Some records:
::::::
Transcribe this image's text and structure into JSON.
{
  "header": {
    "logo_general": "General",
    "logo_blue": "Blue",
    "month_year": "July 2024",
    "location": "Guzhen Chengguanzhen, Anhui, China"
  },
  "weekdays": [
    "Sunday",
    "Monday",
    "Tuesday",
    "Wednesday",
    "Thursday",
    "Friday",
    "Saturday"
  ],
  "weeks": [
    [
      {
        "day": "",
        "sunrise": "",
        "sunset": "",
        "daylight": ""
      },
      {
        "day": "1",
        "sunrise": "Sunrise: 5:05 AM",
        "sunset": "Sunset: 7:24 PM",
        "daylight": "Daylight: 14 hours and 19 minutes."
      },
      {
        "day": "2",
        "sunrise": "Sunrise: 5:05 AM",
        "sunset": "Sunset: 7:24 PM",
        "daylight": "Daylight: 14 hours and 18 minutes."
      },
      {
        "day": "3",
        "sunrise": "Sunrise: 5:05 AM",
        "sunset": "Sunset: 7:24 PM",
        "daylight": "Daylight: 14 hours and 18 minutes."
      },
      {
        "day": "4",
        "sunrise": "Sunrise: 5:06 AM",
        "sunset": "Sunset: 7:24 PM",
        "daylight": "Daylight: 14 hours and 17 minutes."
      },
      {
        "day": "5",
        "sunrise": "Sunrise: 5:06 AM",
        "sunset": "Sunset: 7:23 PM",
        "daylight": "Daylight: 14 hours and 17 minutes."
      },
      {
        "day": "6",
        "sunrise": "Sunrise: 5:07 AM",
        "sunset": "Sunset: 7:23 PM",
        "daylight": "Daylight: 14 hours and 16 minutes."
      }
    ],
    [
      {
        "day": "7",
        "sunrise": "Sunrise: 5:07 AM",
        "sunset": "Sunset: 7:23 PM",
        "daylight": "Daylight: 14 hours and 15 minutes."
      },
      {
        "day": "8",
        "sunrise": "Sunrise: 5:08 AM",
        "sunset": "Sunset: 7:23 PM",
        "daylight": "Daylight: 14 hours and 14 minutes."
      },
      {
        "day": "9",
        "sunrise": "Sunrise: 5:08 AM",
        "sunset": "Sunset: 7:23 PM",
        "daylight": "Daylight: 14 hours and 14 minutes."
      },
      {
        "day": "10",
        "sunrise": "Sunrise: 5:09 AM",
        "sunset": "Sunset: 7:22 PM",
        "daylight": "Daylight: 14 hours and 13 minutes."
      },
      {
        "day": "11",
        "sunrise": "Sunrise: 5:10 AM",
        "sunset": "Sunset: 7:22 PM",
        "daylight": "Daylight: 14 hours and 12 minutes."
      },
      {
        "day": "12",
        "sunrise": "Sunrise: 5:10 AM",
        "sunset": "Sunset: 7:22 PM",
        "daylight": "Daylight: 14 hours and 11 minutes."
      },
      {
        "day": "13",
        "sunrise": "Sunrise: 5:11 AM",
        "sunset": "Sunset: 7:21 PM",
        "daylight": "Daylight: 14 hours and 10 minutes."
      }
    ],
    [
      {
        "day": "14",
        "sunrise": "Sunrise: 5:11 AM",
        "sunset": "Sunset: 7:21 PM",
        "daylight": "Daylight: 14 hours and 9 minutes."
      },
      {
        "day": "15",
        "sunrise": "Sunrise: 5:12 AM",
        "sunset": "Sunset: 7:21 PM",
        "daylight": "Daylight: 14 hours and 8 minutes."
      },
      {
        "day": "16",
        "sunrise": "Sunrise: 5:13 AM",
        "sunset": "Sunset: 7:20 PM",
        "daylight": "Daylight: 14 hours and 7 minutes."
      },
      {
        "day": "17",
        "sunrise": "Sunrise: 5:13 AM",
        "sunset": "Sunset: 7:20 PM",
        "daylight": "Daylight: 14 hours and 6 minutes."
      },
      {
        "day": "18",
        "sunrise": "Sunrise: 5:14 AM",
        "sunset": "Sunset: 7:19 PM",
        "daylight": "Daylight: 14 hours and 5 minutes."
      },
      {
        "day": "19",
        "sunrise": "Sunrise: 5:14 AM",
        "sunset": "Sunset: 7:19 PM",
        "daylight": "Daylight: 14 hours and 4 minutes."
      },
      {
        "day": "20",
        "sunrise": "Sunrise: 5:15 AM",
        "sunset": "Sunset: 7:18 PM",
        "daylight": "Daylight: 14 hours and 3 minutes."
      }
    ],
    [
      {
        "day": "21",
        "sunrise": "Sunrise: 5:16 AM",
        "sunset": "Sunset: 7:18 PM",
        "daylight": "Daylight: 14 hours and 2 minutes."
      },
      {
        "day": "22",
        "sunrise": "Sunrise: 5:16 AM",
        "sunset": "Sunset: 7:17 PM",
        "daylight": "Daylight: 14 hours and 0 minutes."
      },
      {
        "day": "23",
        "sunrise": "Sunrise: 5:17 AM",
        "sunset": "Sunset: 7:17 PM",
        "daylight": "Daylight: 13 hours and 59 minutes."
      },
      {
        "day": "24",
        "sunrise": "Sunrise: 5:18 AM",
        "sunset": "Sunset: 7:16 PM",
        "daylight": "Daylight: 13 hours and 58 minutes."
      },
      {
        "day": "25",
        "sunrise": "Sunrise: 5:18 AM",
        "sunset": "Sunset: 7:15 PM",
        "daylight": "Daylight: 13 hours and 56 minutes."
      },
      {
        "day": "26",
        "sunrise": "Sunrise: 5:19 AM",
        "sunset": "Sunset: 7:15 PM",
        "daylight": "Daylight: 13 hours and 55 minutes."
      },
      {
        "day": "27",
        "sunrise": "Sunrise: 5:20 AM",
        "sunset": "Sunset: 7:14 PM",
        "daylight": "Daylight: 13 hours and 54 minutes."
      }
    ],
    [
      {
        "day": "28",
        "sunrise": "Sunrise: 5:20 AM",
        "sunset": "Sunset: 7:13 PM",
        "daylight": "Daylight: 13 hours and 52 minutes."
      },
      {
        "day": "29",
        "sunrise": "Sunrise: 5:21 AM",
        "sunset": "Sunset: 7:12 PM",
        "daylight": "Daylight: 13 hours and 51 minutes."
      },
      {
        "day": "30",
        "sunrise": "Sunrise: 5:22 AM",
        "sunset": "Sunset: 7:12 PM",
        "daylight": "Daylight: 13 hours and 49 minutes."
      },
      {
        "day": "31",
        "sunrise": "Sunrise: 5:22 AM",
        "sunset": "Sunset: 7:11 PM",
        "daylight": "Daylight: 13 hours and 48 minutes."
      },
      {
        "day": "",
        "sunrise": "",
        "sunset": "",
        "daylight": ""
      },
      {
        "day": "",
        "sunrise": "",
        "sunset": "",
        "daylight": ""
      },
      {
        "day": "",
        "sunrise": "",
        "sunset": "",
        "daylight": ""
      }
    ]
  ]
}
::::::
## WHAT THE TASK ASKS
Using the listing above, please repeat every entry exactly.

## CORRECT OUTPUT
Transcribe this image's text and structure into JSON.
{
  "header": {
    "logo_general": "General",
    "logo_blue": "Blue",
    "month_year": "July 2024",
    "location": "Guzhen Chengguanzhen, Anhui, China"
  },
  "weekdays": [
    "Sunday",
    "Monday",
    "Tuesday",
    "Wednesday",
    "Thursday",
    "Friday",
    "Saturday"
  ],
  "weeks": [
    [
      {
        "day": "",
        "sunrise": "",
        "sunset": "",
        "daylight": ""
      },
      {
        "day": "1",
        "sunrise": "Sunrise: 5:05 AM",
        "sunset": "Sunset: 7:24 PM",
        "daylight": "Daylight: 14 hours and 19 minutes."
      },
      {
        "day": "2",
        "sunrise": "Sunrise: 5:05 AM",
        "sunset": "Sunset: 7:24 PM",
        "daylight": "Daylight: 14 hours and 18 minutes."
      },
      {
        "day": "3",
        "sunrise": "Sunrise: 5:05 AM",
        "sunset": "Sunset: 7:24 PM",
        "daylight": "Daylight: 14 hours and 18 minutes."
      },
      {
        "day": "4",
        "sunrise": "Sunrise: 5:06 AM",
        "sunset": "Sunset: 7:24 PM",
        "daylight": "Daylight: 14 hours and 17 minutes."
      },
      {
        "day": "5",
        "sunrise": "Sunrise: 5:06 AM",
        "sunset": "Sunset: 7:23 PM",
        "daylight": "Daylight: 14 hours and 17 minutes."
      },
      {
        "day": "6",
        "sunrise": "Sunrise: 5:07 AM",
        "sunset": "Sunset: 7:23 PM",
        "daylight": "Daylight: 14 hours and 16 minutes."
      }
    ],
    [
      {
        "day": "7",
        "sunrise": "Sunrise: 5:07 AM",
        "sunset": "Sunset: 7:23 PM",
        "daylight": "Daylight: 14 hours and 15 minutes."
      },
      {
        "day": "8",
        "sunrise": "Sunrise: 5:08 AM",
        "sunset": "Sunset: 7:23 PM",
        "daylight": "Daylight: 14 hours and 14 minutes."
      },
      {
        "day": "9",
        "sunrise": "Sunrise: 5:08 AM",
        "sunset": "Sunset: 7:23 PM",
        "daylight": "Daylight: 14 hours and 14 minutes."
      },
      {
        "day": "10",
        "sunrise": "Sunrise: 5:09 AM",
        "sunset": "Sunset: 7:22 PM",
        "daylight": "Daylight: 14 hours and 13 minutes."
      },
      {
        "day": "11",
        "sunrise": "Sunrise: 5:10 AM",
        "sunset": "Sunset: 7:22 PM",
        "daylight": "Daylight: 14 hours and 12 minutes."
      },
      {
        "day": "12",
        "sunrise": "Sunrise: 5:10 AM",
        "sunset": "Sunset: 7:22 PM",
        "daylight": "Daylight: 14 hours and 11 minutes."
      },
      {
        "day": "13",
        "sunrise": "Sunrise: 5:11 AM",
        "sunset": "Sunset: 7:21 PM",
        "daylight": "Daylight: 14 hours and 10 minutes."
      }
    ],
    [
      {
        "day": "14",
        "sunrise": "Sunrise: 5:11 AM",
        "sunset": "Sunset: 7:21 PM",
        "daylight": "Daylight: 14 hours and 9 minutes."
      },
      {
        "day": "15",
        "sunrise": "Sunrise: 5:12 AM",
        "sunset": "Sunset: 7:21 PM",
        "daylight": "Daylight: 14 hours and 8 minutes."
      },
      {
        "day": "16",
        "sunrise": "Sunrise: 5:13 AM",
        "sunset": "Sunset: 7:20 PM",
        "daylight": "Daylight: 14 hours and 7 minutes."
      },
      {
        "day": "17",
        "sunrise": "Sunrise: 5:13 AM",
        "sunset": "Sunset: 7:20 PM",
        "daylight": "Daylight: 14 hours and 6 minutes."
      },
      {
        "day": "18",
        "sunrise": "Sunrise: 5:14 AM",
        "sunset": "Sunset: 7:19 PM",
        "daylight": "Daylight: 14 hours and 5 minutes."
      },
      {
        "day": "19",
        "sunrise": "Sunrise: 5:14 AM",
        "sunset": "Sunset: 7:19 PM",
        "daylight": "Daylight: 14 hours and 4 minutes."
      },
      {
        "day": "20",
        "sunrise": "Sunrise: 5:15 AM",
        "sunset": "Sunset: 7:18 PM",
        "daylight": "Daylight: 14 hours and 3 minutes."
      }
    ],
    [
      {
        "day": "21",
        "sunrise": "Sunrise: 5:16 AM",
        "sunset": "Sunset: 7:18 PM",
        "daylight": "Daylight: 14 hours and 2 minutes."
      },
      {
        "day": "22",
        "sunrise": "Sunrise: 5:16 AM",
        "sunset": "Sunset: 7:17 PM",
        "daylight": "Daylight: 14 hours and 0 minutes."
      },
      {
        "day": "23",
        "sunrise": "Sunrise: 5:17 AM",
        "sunset": "Sunset: 7:17 PM",
        "daylight": "Daylight: 13 hours and 59 minutes."
      },
      {
        "day": "24",
        "sunrise": "Sunrise: 5:18 AM",
        "sunset": "Sunset: 7:16 PM",
        "daylight": "Daylight: 13 hours and 58 minutes."
      },
      {
        "day": "25",
        "sunrise": "Sunrise: 5:18 AM",
        "sunset": "Sunset: 7:15 PM",
        "daylight": "Daylight: 13 hours and 56 minutes."
      },
      {
        "day": "26",
        "sunrise": "Sunrise: 5:19 AM",
        "sunset": "Sunset: 7:15 PM",
        "daylight": "Daylight: 13 hours and 55 minutes."
      },
      {
        "day": "27",
        "sunrise": "Sunrise: 5:20 AM",
        "sunset": "Sunset: 7:14 PM",
        "daylight": "Daylight: 13 hours and 54 minutes."
      }
    ],
    [
      {
        "day": "28",
        "sunrise": "Sunrise: 5:20 AM",
        "sunset": "Sunset: 7:13 PM",
        "daylight": "Daylight: 13 hours and 52 minutes."
      },
      {
        "day": "29",
        "sunrise": "Sunrise: 5:21 AM",
        "sunset": "Sunset: 7:12 PM",
        "daylight": "Daylight: 13 hours and 51 minutes."
      },
      {
        "day": "30",
        "sunrise": "Sunrise: 5:22 AM",
        "sunset": "Sunset: 7:12 PM",
        "daylight": "Daylight: 13 hours and 49 minutes."
      },
      {
        "day": "31",
        "sunrise": "Sunrise: 5:22 AM",
        "sunset": "Sunset: 7:11 PM",
        "daylight": "Daylight: 13 hours and 48 minutes."
      },
      {
        "day": "",
        "sunrise": "",
        "sunset": "",
        "daylight": ""
      },
      {
        "day": "",
        "sunrise": "",
        "sunset": "",
        "daylight": ""
      },
      {
        "day": "",
        "sunrise": "",
        "sunset": "",
        "daylight": ""
      }
    ]
  ]
}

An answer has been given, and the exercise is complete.